[Document passage]
A focus puller or first assistant camera (1st AC) is a member of a film crew's camera department whose primary responsibility is to maintain the camera lens's optical focus on whatever subject or action is being filmed.

"Pulling focus" refers to the act of changing the camera lens's focus distance to a moving subject's distance from the focal plane, or the changing distance between a stationary object and a moving camera. For example, if an actor moves from 8 m to 3 m away from the focal plane, the focus puller changes the lens's distance setting in precise relation to the actor's changing position. The focus puller may also shift focus from one subject to another as the shot requires, a process called "rack focusing".

==Focus pulling==
There is often very little room for error, depending on the parameters of a given shot. The focus puller's role is extremely important to a film production. In most circumstances, a "soft" image is considered unusable, as such an error can't be corrected in post-production— while it is possible to take detail out of a frame, any detail missed due to incorrect focus is lost. An actor may not be able to duplicate what was the best performance in a subsequent take, so the focus puller is expected to perform flawlessly every time.

British cinematographer Oliver Stapleton has written:

The 1st AC (or Focus Puller) has one of the hardest jobs on the set. And it's one of those jobs that are never noticed until it is wrong. Then you get an almighty bollocking, or you get fired ... Focus Pulling not only involves what it sounds like, but also the Focus Puller "runs" the department, in the sense of taking care of all the camera gear and making sure that everything is tickety-boo. I have my own camera, so it's treated very well! A focus puller relies heavily on the Operator to tell him if the shot is out of focus — after all only the operator is actually looking through the lens.

== Methodology ==
Once a camera position or overall "shot" is established by the director of photography and camera operator, the 1st AC begins to measure the various distances between the actors' marks and the focal plane of the camera. These distances are recorded in a series of grease pencil or pen marks on the focus barrel of the lens; similar marks may be placed on the marking disc or ring of any follow focus device being used. Traditionally, the focus puller used only their marks and their own well-developed sense of distance estimation to achieve good results. Over the last decade, the increased use of digital cameras, higher-resolution video taps, and on-camera monitors has provided focus pullers with additional tools to help maintain proper focus. A high-definition monitor can be particularly useful when a fast-paced production simply does not allow time for the focus puller to set and check all marks that may be needed, or if no rehearsal will be provided. In most modern-use cases, wireless video sender technology is employed to send a high definition or 4K signal directly to the focus puller.

The 1st AC may take surveying measurements of the general environment in order to have a good idea of the distances between reference points, such as patterns on the floor or walls, furniture, and whatever else might be around. These reference measurements can be used to quickly establish rough distances between the camera and the subject in chaotic shooting circumstances.

The 1st AC reports to the director of photography, works alongside the camera operator, and oversees the 2nd assistant camera (also known as the "clapper loader") and any other members of the camera department.
[/Document passage]
[Data supplied]
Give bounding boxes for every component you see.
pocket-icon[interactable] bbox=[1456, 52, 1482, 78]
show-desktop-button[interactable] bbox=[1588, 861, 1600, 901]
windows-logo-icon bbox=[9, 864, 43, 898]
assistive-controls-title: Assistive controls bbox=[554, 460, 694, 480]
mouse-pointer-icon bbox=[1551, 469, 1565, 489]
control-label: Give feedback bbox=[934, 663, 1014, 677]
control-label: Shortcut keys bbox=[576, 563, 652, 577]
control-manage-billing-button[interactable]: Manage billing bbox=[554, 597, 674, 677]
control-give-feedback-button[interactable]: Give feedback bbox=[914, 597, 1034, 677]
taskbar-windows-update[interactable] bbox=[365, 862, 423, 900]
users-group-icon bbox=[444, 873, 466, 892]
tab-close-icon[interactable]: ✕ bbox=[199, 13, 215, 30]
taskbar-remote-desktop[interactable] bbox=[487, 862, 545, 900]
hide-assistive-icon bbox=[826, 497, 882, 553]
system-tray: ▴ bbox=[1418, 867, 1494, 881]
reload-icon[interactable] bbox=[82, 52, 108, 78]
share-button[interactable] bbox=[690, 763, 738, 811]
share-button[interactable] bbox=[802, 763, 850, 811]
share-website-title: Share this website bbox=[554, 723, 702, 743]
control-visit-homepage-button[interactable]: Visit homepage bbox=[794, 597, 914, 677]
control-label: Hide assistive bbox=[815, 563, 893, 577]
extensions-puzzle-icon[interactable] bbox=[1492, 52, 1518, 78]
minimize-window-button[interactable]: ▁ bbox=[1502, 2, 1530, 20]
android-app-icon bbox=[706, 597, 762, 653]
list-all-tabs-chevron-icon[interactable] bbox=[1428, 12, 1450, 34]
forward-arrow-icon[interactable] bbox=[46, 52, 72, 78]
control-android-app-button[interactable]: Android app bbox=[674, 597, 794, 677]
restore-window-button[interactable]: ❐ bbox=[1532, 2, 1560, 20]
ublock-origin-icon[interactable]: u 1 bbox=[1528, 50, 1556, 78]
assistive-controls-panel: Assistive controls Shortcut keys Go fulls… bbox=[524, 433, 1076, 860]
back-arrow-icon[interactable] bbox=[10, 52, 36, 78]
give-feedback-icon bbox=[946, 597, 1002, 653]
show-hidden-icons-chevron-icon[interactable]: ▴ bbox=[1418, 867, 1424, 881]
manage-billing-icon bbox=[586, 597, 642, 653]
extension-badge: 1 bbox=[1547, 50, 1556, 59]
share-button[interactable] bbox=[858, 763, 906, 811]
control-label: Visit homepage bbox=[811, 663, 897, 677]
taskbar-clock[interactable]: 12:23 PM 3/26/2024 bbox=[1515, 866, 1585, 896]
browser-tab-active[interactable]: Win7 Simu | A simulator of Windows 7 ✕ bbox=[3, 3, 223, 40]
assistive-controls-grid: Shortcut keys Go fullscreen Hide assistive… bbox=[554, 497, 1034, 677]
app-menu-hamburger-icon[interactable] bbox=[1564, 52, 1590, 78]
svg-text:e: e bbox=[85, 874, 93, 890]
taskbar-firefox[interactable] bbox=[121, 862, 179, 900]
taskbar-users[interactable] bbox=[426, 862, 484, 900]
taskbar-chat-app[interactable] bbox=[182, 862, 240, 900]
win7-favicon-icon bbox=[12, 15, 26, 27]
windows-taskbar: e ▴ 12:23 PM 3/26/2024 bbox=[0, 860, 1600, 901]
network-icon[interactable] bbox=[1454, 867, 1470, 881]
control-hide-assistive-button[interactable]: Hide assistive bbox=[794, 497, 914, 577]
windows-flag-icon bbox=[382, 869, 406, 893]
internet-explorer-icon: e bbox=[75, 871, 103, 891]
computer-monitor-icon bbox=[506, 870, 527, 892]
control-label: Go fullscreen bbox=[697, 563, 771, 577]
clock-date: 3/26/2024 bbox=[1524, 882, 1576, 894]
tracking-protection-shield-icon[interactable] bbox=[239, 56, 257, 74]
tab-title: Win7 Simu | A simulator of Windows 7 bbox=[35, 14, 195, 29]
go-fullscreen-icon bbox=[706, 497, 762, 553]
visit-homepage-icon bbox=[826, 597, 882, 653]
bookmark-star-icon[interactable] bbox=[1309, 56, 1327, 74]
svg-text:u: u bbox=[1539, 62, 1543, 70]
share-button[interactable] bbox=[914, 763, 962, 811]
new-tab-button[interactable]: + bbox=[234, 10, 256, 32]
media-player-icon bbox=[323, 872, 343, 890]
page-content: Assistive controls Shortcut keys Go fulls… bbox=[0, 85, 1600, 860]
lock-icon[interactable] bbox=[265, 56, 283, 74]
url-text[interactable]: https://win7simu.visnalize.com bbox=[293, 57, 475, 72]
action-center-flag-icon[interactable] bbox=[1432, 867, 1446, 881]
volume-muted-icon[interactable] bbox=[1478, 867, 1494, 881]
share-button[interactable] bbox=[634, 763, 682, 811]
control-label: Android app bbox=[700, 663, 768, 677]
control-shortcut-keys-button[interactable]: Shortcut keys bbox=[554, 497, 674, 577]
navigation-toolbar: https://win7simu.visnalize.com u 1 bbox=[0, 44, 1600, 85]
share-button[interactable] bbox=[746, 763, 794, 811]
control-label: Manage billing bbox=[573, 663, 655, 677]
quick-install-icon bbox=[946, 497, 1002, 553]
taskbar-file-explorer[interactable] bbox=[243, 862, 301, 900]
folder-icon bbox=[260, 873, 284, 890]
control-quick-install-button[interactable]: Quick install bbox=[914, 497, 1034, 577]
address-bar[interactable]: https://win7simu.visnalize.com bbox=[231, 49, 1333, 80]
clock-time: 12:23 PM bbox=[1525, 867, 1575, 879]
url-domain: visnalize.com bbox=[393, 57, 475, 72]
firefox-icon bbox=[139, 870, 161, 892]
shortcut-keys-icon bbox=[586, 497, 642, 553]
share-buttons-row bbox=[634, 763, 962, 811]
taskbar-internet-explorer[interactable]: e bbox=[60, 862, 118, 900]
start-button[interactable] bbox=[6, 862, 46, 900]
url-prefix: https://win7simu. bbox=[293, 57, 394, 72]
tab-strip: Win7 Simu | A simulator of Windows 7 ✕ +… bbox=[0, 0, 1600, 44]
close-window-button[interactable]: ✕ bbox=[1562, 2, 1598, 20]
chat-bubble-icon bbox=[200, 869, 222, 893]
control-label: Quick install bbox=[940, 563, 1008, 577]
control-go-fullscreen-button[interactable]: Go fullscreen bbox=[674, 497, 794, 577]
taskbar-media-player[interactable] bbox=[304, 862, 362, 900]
[/Data supplied]
[Assigned task]:
According to the passage on focus pullers, to whom does the 1st AC report? The entries can be disregarded.

[Expected answer]:
The 1st AC reports to the director of photography.